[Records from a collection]
----

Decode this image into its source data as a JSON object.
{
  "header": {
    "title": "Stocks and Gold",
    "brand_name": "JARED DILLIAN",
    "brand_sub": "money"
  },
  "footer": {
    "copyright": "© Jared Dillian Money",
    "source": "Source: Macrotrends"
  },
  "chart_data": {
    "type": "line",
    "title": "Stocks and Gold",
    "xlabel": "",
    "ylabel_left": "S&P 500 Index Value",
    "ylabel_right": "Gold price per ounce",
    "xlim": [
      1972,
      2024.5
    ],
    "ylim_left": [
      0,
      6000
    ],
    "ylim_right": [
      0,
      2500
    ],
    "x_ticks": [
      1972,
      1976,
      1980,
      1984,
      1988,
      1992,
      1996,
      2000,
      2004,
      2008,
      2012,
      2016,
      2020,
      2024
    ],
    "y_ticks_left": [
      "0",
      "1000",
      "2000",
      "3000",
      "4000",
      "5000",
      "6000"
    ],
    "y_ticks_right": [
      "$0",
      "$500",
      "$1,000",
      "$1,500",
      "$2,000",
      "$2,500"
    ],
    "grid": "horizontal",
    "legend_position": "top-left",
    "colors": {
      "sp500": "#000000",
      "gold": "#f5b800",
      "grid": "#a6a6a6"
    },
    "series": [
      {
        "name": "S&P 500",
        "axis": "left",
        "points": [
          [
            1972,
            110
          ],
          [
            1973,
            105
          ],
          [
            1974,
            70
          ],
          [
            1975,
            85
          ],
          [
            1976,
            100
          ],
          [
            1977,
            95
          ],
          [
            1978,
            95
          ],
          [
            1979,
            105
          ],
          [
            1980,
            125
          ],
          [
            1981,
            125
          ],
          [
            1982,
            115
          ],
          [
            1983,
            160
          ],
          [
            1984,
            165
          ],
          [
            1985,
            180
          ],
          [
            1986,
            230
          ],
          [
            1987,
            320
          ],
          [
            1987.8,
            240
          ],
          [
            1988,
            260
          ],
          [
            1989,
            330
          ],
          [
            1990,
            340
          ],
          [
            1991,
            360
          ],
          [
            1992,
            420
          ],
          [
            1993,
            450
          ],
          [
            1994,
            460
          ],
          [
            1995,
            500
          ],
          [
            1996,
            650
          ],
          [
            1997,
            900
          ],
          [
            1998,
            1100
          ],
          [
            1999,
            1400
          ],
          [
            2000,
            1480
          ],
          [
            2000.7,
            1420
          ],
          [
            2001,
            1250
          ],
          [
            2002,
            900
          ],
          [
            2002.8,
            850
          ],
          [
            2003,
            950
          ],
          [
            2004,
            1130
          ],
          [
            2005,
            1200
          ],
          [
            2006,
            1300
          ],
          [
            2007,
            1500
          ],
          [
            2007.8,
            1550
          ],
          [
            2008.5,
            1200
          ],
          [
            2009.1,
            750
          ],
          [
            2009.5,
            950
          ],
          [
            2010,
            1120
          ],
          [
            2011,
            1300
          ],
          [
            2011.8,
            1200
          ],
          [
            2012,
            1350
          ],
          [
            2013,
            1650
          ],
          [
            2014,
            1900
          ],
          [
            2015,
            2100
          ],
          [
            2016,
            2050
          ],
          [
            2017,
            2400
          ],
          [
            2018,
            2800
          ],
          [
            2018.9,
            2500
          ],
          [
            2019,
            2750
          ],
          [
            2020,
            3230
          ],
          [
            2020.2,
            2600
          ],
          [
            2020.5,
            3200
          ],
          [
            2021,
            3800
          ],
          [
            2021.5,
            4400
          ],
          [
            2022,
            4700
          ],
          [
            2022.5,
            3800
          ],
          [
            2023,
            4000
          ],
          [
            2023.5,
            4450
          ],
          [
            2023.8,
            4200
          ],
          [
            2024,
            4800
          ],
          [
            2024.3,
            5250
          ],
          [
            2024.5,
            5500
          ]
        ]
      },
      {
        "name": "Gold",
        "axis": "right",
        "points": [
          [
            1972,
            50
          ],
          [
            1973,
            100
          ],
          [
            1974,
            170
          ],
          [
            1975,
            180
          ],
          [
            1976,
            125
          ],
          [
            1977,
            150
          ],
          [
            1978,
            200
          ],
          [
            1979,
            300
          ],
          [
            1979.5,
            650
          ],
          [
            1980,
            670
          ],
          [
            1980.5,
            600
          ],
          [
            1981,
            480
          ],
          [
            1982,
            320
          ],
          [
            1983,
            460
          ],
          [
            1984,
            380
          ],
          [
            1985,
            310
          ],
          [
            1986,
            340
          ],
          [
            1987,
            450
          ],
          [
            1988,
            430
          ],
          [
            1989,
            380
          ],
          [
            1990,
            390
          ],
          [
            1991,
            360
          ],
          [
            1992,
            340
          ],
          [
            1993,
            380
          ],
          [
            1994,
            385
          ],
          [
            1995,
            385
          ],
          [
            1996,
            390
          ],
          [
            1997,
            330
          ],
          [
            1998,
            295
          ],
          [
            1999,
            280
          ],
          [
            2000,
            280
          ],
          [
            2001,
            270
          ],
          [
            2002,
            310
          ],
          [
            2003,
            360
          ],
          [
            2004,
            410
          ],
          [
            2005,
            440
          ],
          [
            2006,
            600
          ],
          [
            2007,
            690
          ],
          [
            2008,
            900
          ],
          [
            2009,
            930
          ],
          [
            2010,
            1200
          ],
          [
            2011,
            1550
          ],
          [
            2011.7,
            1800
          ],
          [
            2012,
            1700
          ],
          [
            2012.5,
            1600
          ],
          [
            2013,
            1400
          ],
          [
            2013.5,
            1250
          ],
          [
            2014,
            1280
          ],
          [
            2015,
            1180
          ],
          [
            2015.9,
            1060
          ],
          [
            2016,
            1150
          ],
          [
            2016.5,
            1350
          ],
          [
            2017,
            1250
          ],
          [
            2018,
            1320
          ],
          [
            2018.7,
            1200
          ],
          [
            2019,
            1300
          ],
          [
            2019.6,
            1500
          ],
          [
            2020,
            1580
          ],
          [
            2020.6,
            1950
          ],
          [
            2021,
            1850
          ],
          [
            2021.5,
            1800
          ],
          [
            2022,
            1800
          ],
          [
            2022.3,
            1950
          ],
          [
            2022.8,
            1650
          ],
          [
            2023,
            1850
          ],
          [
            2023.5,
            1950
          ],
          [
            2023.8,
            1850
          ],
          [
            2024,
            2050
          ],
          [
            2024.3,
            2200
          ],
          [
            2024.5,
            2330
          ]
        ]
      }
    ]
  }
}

----

**WRITTEN PROBLEM**: Go through the entries and repeat each one exactly.

**ANSWER BELOW**:
Decode this image into its source data as a JSON object.
{
  "header": {
    "title": "Stocks and Gold",
    "brand_name": "JARED DILLIAN",
    "brand_sub": "money"
  },
  "footer": {
    "copyright": "© Jared Dillian Money",
    "source": "Source: Macrotrends"
  },
  "chart_data": {
    "type": "line",
    "title": "Stocks and Gold",
    "xlabel": "",
    "ylabel_left": "S&P 500 Index Value",
    "ylabel_right": "Gold price per ounce",
    "xlim": [
      1972,
      2024.5
    ],
    "ylim_left": [
      0,
      6000
    ],
    "ylim_right": [
      0,
      2500
    ],
    "x_ticks": [
      1972,
      1976,
      1980,
      1984,
      1988,
      1992,
      1996,
      2000,
      2004,
      2008,
      2012,
      2016,
      2020,
      2024
    ],
    "y_ticks_left": [
      "0",
      "1000",
      "2000",
      "3000",
      "4000",
      "5000",
      "6000"
    ],
    "y_ticks_right": [
      "$0",
      "$500",
      "$1,000",
      "$1,500",
      "$2,000",
      "$2,500"
    ],
    "grid": "horizontal",
    "legend_position": "top-left",
    "colors": {
      "sp500": "#000000",
      "gold": "#f5b800",
      "grid": "#a6a6a6"
    },
    "series": [
      {
        "name": "S&P 500",
        "axis": "left",
        "points": [
          [
            1972,
            110
          ],
          [
            1973,
            105
          ],
          [
            1974,
            70
          ],
          [
            1975,
            85
          ],
          [
            1976,
            100
          ],
          [
            1977,
            95
          ],
          [
            1978,
            95
          ],
          [
            1979,
            105
          ],
          [
            1980,
            125
          ],
          [
            1981,
            125
          ],
          [
            1982,
            115
          ],
          [
            1983,
            160
          ],
          [
            1984,
            165
          ],
          [
            1985,
            180
          ],
          [
            1986,
            230
          ],
          [
            1987,
            320
          ],
          [
            1987.8,
            240
          ],
          [
            1988,
            260
          ],
          [
            1989,
            330
          ],
          [
            1990,
            340
          ],
          [
            1991,
            360
          ],
          [
            1992,
            420
          ],
          [
            1993,
            450
          ],
          [
            1994,
            460
          ],
          [
            1995,
            500
          ],
          [
            1996,
            650
          ],
          [
            1997,
            900
          ],
          [
            1998,
            1100
          ],
          [
            1999,
            1400
          ],
          [
            2000,
            1480
          ],
          [
            2000.7,
            1420
          ],
          [
            2001,
            1250
          ],
          [
            2002,
            900
          ],
          [
            2002.8,
            850
          ],
          [
            2003,
            950
          ],
          [
            2004,
            1130
          ],
          [
            2005,
            1200
          ],
          [
            2006,
            1300
          ],
          [
            2007,
            1500
          ],
          [
            2007.8,
            1550
          ],
          [
            2008.5,
            1200
          ],
          [
            2009.1,
            750
          ],
          [
            2009.5,
            950
          ],
          [
            2010,
            1120
          ],
          [
            2011,
            1300
          ],
          [
            2011.8,
            1200
          ],
          [
            2012,
            1350
          ],
          [
            2013,
            1650
          ],
          [
            2014,
            1900
          ],
          [
            2015,
            2100
          ],
          [
            2016,
            2050
          ],
          [
            2017,
            2400
          ],
          [
            2018,
            2800
          ],
          [
            2018.9,
            2500
          ],
          [
            2019,
            2750
          ],
          [
            2020,
            3230
          ],
          [
            2020.2,
            2600
          ],
          [
            2020.5,
            3200
          ],
          [
            2021,
            3800
          ],
          [
            2021.5,
            4400
          ],
          [
            2022,
            4700
          ],
          [
            2022.5,
            3800
          ],
          [
            2023,
            4000
          ],
          [
            2023.5,
            4450
          ],
          [
            2023.8,
            4200
          ],
          [
            2024,
            4800
          ],
          [
            2024.3,
            5250
          ],
          [
            2024.5,
            5500
          ]
        ]
      },
      {
        "name": "Gold",
        "axis": "right",
        "points": [
          [
            1972,
            50
          ],
          [
            1973,
            100
          ],
          [
            1974,
            170
          ],
          [
            1975,
            180
          ],
          [
            1976,
            125
          ],
          [
            1977,
            150
          ],
          [
            1978,
            200
          ],
          [
            1979,
            300
          ],
          [
            1979.5,
            650
          ],
          [
            1980,
            670
          ],
          [
            1980.5,
            600
          ],
          [
            1981,
            480
          ],
          [
            1982,
            320
          ],
          [
            1983,
            460
          ],
          [
            1984,
            380
          ],
          [
            1985,
            310
          ],
          [
            1986,
            340
          ],
          [
            1987,
            450
          ],
          [
            1988,
            430
          ],
          [
            1989,
            380
          ],
          [
            1990,
            390
          ],
          [
            1991,
            360
          ],
          [
            1992,
            340
          ],
          [
            1993,
            380
          ],
          [
            1994,
            385
          ],
          [
            1995,
            385
          ],
          [
            1996,
            390
          ],
          [
            1997,
            330
          ],
          [
            1998,
            295
          ],
          [
            1999,
            280
          ],
          [
            2000,
            280
          ],
          [
            2001,
            270
          ],
          [
            2002,
            310
          ],
          [
            2003,
            360
          ],
          [
            2004,
            410
          ],
          [
            2005,
            440
          ],
          [
            2006,
            600
          ],
          [
            2007,
            690
          ],
          [
            2008,
            900
          ],
          [
            2009,
            930
          ],
          [
            2010,
            1200
          ],
          [
            2011,
            1550
          ],
          [
            2011.7,
            1800
          ],
          [
            2012,
            1700
          ],
          [
            2012.5,
            1600
          ],
          [
            2013,
            1400
          ],
          [
            2013.5,
            1250
          ],
          [
            2014,
            1280
          ],
          [
            2015,
            1180
          ],
          [
            2015.9,
            1060
          ],
          [
            2016,
            1150
          ],
          [
            2016.5,
            1350
          ],
          [
            2017,
            1250
          ],
          [
            2018,
            1320
          ],
          [
            2018.7,
            1200
          ],
          [
            2019,
            1300
          ],
          [
            2019.6,
            1500
          ],
          [
            2020,
            1580
          ],
          [
            2020.6,
            1950
          ],
          [
            2021,
            1850
          ],
          [
            2021.5,
            1800
          ],
          [
            2022,
            1800
          ],
          [
            2022.3,
            1950
          ],
          [
            2022.8,
            1650
          ],
          [
            2023,
            1850
          ],
          [
            2023.5,
            1950
          ],
          [
            2023.8,
            1850
          ],
          [
            2024,
            2050
          ],
          [
            2024.3,
            2200
          ],
          [
            2024.5,
            2330
          ]
        ]
      }
    ]
  }
}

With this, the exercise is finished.